start RECORD SET

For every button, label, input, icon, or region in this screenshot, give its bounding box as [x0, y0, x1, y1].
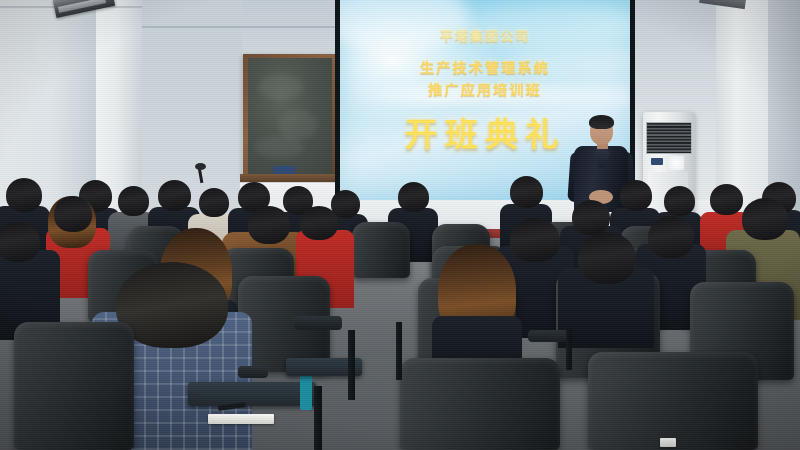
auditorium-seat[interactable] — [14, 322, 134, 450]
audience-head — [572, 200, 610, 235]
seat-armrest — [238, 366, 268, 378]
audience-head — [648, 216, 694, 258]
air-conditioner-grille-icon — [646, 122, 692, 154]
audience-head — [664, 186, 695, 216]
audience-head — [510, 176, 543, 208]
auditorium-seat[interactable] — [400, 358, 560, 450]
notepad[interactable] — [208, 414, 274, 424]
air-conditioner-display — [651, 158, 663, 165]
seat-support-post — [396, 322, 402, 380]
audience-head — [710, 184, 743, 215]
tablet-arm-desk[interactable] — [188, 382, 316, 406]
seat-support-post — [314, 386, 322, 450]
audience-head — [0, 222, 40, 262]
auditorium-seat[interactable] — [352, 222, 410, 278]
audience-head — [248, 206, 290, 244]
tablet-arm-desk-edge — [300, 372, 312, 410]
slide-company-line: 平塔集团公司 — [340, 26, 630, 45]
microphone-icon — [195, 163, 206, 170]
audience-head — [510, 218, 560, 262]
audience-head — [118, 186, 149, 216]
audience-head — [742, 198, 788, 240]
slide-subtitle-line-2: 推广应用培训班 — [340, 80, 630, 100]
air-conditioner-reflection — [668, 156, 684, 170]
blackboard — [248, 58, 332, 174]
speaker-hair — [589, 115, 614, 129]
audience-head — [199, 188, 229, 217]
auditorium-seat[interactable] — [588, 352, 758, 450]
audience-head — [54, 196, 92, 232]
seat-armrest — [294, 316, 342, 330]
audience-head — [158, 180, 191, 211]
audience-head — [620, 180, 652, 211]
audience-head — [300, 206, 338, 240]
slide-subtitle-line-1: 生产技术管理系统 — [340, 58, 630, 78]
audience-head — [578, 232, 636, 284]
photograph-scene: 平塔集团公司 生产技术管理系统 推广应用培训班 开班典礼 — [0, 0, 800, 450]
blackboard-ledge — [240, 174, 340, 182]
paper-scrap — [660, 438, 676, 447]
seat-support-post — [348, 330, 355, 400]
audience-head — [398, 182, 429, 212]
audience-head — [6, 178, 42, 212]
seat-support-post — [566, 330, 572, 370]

end RECORD SET

*REQUIRED WORK*: Please write out every line of the records above word for word, leaving the pictures out of your answer.

*EXERCISE RESULT*:
For every button, label, input, icon, or region in this screenshot, give its bounding box as [x0, y0, x1, y1].
auditorium-seat[interactable] — [14, 322, 134, 450]
audience-head — [572, 200, 610, 235]
seat-armrest — [238, 366, 268, 378]
audience-head — [648, 216, 694, 258]
air-conditioner-grille-icon — [646, 122, 692, 154]
audience-head — [664, 186, 695, 216]
audience-head — [510, 176, 543, 208]
auditorium-seat[interactable] — [400, 358, 560, 450]
notepad[interactable] — [208, 414, 274, 424]
air-conditioner-display — [651, 158, 663, 165]
seat-support-post — [396, 322, 402, 380]
audience-head — [710, 184, 743, 215]
tablet-arm-desk[interactable] — [188, 382, 316, 406]
seat-support-post — [314, 386, 322, 450]
audience-head — [0, 222, 40, 262]
auditorium-seat[interactable] — [352, 222, 410, 278]
audience-head — [248, 206, 290, 244]
tablet-arm-desk-edge — [300, 372, 312, 410]
slide-company-line: 平塔集团公司 — [340, 26, 630, 45]
microphone-icon — [195, 163, 206, 170]
audience-head — [510, 218, 560, 262]
audience-head — [118, 186, 149, 216]
audience-head — [742, 198, 788, 240]
slide-subtitle-line-2: 推广应用培训班 — [340, 80, 630, 100]
air-conditioner-reflection — [668, 156, 684, 170]
blackboard — [248, 58, 332, 174]
speaker-hair — [589, 115, 614, 129]
audience-head — [199, 188, 229, 217]
auditorium-seat[interactable] — [588, 352, 758, 450]
audience-head — [54, 196, 92, 232]
seat-armrest — [294, 316, 342, 330]
audience-head — [158, 180, 191, 211]
audience-head — [620, 180, 652, 211]
audience-head — [300, 206, 338, 240]
slide-subtitle-line-1: 生产技术管理系统 — [340, 58, 630, 78]
audience-head — [578, 232, 636, 284]
photograph-scene: 平塔集团公司 生产技术管理系统 推广应用培训班 开班典礼 — [0, 0, 800, 450]
blackboard-ledge — [240, 174, 340, 182]
paper-scrap — [660, 438, 676, 447]
seat-support-post — [348, 330, 355, 400]
audience-head — [398, 182, 429, 212]
audience-head — [6, 178, 42, 212]
seat-support-post — [566, 330, 572, 370]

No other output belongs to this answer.